### DATA EXCERPTS:
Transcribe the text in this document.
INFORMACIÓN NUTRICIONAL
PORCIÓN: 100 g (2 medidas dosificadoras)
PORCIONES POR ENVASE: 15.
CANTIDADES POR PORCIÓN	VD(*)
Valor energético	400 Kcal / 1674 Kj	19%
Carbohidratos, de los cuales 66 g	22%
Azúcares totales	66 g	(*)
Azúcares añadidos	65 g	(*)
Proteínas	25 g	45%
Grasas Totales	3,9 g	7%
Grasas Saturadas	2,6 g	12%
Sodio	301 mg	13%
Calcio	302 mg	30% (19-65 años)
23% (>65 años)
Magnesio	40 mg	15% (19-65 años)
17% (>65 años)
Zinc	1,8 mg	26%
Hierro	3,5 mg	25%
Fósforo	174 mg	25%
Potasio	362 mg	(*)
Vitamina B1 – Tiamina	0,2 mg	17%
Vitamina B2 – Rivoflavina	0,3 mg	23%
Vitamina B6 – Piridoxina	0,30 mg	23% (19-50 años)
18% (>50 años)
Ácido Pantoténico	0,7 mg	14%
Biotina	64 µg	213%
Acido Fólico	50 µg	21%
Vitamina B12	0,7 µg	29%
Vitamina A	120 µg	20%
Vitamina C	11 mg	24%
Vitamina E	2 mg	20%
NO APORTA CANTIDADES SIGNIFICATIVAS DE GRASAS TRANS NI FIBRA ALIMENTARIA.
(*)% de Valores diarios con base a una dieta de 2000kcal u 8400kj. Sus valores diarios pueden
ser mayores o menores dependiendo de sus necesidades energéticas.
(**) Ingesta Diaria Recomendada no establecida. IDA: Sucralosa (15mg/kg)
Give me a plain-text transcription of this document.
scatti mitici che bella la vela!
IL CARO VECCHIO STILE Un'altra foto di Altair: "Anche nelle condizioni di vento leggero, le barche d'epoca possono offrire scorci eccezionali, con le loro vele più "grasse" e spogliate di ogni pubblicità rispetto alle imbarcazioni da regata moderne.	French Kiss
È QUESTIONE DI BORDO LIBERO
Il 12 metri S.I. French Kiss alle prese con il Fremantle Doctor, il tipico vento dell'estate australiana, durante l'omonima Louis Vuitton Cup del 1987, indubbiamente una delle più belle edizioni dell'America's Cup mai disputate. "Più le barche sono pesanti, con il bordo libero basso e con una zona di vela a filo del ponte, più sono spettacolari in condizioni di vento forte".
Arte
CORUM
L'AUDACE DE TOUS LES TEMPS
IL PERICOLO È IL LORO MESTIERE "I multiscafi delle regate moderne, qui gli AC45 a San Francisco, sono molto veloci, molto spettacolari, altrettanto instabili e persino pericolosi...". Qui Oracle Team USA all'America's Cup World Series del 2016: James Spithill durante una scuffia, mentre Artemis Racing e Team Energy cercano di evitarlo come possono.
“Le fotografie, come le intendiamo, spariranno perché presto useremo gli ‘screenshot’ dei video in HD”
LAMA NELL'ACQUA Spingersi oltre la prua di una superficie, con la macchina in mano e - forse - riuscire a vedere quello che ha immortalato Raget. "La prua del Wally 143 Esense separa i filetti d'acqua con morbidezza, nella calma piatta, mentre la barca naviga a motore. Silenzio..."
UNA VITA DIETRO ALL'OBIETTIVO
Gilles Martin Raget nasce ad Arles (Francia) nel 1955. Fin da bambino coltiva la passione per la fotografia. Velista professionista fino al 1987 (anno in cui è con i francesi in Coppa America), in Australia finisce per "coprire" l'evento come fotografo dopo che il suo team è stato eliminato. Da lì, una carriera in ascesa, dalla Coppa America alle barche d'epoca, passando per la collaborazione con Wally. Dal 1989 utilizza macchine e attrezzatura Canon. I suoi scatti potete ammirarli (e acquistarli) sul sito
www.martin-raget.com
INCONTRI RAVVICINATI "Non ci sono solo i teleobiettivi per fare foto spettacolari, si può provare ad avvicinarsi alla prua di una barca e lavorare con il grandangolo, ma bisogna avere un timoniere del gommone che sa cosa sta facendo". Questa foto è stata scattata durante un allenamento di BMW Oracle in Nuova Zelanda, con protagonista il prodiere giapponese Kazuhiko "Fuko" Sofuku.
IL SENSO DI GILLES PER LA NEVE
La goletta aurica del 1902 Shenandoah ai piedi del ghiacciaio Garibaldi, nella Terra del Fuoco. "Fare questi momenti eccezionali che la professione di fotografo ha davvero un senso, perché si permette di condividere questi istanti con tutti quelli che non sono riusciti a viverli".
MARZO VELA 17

### WORK REQUIRED:
Your task is to quote all of the data word for word.

### REPLY:
Transcribe the text in this document.
INFORMACIÓN NUTRICIONAL
PORCIÓN: 100 g (2 medidas dosificadoras)
PORCIONES POR ENVASE: 15.
CANTIDADES POR PORCIÓN	VD(*)
Valor energético	400 Kcal / 1674 Kj	19%
Carbohidratos, de los cuales 66 g	22%
Azúcares totales	66 g	(*)
Azúcares añadidos	65 g	(*)
Proteínas	25 g	45%
Grasas Totales	3,9 g	7%
Grasas Saturadas	2,6 g	12%
Sodio	301 mg	13%
Calcio	302 mg	30% (19-65 años)
23% (>65 años)
Magnesio	40 mg	15% (19-65 años)
17% (>65 años)
Zinc	1,8 mg	26%
Hierro	3,5 mg	25%
Fósforo	174 mg	25%
Potasio	362 mg	(*)
Vitamina B1 – Tiamina	0,2 mg	17%
Vitamina B2 – Rivoflavina	0,3 mg	23%
Vitamina B6 – Piridoxina	0,30 mg	23% (19-50 años)
18% (>50 años)
Ácido Pantoténico	0,7 mg	14%
Biotina	64 µg	213%
Acido Fólico	50 µg	21%
Vitamina B12	0,7 µg	29%
Vitamina A	120 µg	20%
Vitamina C	11 mg	24%
Vitamina E	2 mg	20%
NO APORTA CANTIDADES SIGNIFICATIVAS DE GRASAS TRANS NI FIBRA ALIMENTARIA.
(*)% de Valores diarios con base a una dieta de 2000kcal u 8400kj. Sus valores diarios pueden
ser mayores o menores dependiendo de sus necesidades energéticas.
(**) Ingesta Diaria Recomendada no establecida. IDA: Sucralosa (15mg/kg)
Give me a plain-text transcription of this document.
scatti mitici che bella la vela!
IL CARO VECCHIO STILE Un'altra foto di Altair: "Anche nelle condizioni di vento leggero, le barche d'epoca possono offrire scorci eccezionali, con le loro vele più "grasse" e spogliate di ogni pubblicità rispetto alle imbarcazioni da regata moderne.	French Kiss
È QUESTIONE DI BORDO LIBERO
Il 12 metri S.I. French Kiss alle prese con il Fremantle Doctor, il tipico vento dell'estate australiana, durante l'omonima Louis Vuitton Cup del 1987, indubbiamente una delle più belle edizioni dell'America's Cup mai disputate. "Più le barche sono pesanti, con il bordo libero basso e con una zona di vela a filo del ponte, più sono spettacolari in condizioni di vento forte".
Arte
CORUM
L'AUDACE DE TOUS LES TEMPS
IL PERICOLO È IL LORO MESTIERE "I multiscafi delle regate moderne, qui gli AC45 a San Francisco, sono molto veloci, molto spettacolari, altrettanto instabili e persino pericolosi...". Qui Oracle Team USA all'America's Cup World Series del 2016: James Spithill durante una scuffia, mentre Artemis Racing e Team Energy cercano di evitarlo come possono.
“Le fotografie, come le intendiamo, spariranno perché presto useremo gli ‘screenshot’ dei video in HD”
LAMA NELL'ACQUA Spingersi oltre la prua di una superficie, con la macchina in mano e - forse - riuscire a vedere quello che ha immortalato Raget. "La prua del Wally 143 Esense separa i filetti d'acqua con morbidezza, nella calma piatta, mentre la barca naviga a motore. Silenzio..."
UNA VITA DIETRO ALL'OBIETTIVO
Gilles Martin Raget nasce ad Arles (Francia) nel 1955. Fin da bambino coltiva la passione per la fotografia. Velista professionista fino al 1987 (anno in cui è con i francesi in Coppa America), in Australia finisce per "coprire" l'evento come fotografo dopo che il suo team è stato eliminato. Da lì, una carriera in ascesa, dalla Coppa America alle barche d'epoca, passando per la collaborazione con Wally. Dal 1989 utilizza macchine e attrezzatura Canon. I suoi scatti potete ammirarli (e acquistarli) sul sito
www.martin-raget.com
INCONTRI RAVVICINATI "Non ci sono solo i teleobiettivi per fare foto spettacolari, si può provare ad avvicinarsi alla prua di una barca e lavorare con il grandangolo, ma bisogna avere un timoniere del gommone che sa cosa sta facendo". Questa foto è stata scattata durante un allenamento di BMW Oracle in Nuova Zelanda, con protagonista il prodiere giapponese Kazuhiko "Fuko" Sofuku.
IL SENSO DI GILLES PER LA NEVE
La goletta aurica del 1902 Shenandoah ai piedi del ghiacciaio Garibaldi, nella Terra del Fuoco. "Fare questi momenti eccezionali che la professione di fotografo ha davvero un senso, perché si permette di condividere questi istanti con tutti quelli che non sono riusciti a viverli".
MARZO VELA 17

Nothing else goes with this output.